> _BRIEF_
Lines containing the string "USDJPY" are to be collected in full.

-- BEGIN AVAILABLE RECORDS --

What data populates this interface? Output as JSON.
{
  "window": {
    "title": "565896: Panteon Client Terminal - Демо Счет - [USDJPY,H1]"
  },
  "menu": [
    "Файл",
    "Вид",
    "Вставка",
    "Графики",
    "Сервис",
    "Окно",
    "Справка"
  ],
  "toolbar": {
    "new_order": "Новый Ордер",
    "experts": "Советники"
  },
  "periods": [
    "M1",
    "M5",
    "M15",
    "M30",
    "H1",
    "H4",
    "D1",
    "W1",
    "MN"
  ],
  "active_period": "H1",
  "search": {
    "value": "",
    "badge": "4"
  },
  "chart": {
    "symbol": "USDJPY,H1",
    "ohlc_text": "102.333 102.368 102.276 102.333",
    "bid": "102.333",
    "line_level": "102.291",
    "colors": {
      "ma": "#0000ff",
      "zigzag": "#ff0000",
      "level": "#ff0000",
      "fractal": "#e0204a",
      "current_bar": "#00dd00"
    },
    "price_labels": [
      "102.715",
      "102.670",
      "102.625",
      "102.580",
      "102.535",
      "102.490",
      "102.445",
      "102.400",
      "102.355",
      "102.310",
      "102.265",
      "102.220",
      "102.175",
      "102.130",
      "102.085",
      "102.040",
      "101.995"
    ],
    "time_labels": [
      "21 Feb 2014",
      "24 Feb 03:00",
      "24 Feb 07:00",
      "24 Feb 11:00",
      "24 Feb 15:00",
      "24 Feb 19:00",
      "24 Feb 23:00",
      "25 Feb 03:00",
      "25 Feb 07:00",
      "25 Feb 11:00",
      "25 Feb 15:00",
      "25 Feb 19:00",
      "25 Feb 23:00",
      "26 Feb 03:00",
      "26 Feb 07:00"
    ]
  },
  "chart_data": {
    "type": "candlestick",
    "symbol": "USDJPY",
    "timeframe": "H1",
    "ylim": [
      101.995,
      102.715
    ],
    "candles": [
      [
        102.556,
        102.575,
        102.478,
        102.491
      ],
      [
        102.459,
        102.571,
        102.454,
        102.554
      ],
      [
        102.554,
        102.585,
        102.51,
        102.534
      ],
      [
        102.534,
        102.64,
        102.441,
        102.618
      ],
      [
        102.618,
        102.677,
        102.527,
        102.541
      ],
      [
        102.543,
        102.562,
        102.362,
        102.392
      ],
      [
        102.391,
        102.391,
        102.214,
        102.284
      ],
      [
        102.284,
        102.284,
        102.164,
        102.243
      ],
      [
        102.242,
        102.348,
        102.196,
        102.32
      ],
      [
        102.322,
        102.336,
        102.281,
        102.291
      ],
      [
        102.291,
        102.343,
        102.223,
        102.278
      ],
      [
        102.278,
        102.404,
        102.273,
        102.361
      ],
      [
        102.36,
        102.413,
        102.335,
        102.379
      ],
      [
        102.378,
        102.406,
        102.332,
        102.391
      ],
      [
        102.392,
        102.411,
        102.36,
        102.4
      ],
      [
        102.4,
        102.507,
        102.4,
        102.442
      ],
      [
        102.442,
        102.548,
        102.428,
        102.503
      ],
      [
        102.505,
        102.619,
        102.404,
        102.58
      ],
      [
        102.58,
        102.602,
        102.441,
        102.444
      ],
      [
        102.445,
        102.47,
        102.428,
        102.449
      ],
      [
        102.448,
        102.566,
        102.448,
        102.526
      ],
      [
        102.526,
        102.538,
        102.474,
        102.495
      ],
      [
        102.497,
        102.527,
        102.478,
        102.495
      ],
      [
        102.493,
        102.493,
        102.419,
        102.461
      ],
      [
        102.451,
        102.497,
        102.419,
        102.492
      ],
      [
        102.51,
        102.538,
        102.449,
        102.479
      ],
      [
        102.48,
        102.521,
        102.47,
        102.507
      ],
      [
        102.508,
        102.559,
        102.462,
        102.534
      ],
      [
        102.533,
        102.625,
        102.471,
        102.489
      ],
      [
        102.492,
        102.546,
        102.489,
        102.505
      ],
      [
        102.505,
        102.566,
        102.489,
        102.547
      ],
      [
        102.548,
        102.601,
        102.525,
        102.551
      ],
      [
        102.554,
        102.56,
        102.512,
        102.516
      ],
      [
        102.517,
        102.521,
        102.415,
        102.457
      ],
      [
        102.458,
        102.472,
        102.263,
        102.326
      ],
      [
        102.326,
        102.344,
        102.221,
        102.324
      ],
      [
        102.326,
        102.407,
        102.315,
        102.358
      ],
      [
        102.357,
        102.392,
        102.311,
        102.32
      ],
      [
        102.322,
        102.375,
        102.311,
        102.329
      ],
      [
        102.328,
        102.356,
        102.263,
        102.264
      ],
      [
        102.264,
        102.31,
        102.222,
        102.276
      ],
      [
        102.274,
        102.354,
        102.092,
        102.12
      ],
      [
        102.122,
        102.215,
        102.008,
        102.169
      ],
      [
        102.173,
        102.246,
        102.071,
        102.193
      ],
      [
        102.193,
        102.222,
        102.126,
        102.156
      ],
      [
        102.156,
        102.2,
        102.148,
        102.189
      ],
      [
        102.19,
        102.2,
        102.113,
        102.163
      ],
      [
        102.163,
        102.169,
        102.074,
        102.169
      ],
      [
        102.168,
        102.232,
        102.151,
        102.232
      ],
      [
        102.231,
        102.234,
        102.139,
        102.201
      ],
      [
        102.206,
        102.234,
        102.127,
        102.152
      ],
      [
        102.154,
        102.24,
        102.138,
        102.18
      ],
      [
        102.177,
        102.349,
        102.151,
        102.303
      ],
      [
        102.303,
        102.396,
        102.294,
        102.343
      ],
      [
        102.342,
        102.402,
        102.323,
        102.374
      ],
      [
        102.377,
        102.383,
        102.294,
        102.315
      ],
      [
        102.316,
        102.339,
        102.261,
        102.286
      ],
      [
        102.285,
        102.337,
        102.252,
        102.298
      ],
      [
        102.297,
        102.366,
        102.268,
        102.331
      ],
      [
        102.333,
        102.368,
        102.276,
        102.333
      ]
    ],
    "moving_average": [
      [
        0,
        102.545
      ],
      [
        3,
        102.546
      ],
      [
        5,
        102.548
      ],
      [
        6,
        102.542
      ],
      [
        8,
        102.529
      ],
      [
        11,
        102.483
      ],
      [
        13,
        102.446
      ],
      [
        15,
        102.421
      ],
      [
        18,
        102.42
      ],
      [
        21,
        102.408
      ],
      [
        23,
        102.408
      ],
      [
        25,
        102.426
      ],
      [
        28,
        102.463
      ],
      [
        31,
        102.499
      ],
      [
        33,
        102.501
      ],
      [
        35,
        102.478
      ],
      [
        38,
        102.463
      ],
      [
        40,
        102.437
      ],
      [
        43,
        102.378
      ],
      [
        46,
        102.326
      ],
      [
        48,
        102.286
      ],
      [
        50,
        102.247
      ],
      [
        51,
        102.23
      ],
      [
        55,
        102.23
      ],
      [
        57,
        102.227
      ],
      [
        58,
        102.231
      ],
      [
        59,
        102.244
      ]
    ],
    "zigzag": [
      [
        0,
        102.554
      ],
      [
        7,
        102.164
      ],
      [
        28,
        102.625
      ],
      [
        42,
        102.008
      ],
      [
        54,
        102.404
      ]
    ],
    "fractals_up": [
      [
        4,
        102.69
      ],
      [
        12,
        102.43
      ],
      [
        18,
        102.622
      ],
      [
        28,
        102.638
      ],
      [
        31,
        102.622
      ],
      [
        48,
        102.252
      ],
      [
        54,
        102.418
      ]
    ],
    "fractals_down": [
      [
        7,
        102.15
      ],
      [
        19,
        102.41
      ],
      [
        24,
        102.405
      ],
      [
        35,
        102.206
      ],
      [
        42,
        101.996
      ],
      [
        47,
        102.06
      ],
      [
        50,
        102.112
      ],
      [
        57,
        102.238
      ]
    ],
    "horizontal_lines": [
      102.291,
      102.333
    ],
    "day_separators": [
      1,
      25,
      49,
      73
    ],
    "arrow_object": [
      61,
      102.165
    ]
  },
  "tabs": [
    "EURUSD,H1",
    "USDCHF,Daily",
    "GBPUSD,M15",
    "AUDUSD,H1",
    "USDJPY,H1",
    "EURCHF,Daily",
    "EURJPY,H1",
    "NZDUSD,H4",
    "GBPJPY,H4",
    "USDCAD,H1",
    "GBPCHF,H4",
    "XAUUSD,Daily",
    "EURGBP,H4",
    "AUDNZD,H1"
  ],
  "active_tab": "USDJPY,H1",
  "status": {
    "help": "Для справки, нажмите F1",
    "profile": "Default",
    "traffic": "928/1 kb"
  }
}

-- END AVAILABLE RECORDS --

> _SOLUTION TO THIS EXERCISE_
    "title": "565896: Panteon Client Terminal - Демо Счет - [USDJPY,H1]"
    "symbol": "USDJPY,H1",
    "symbol": "USDJPY",
    "USDJPY,H1",
  "active_tab": "USDJPY,H1",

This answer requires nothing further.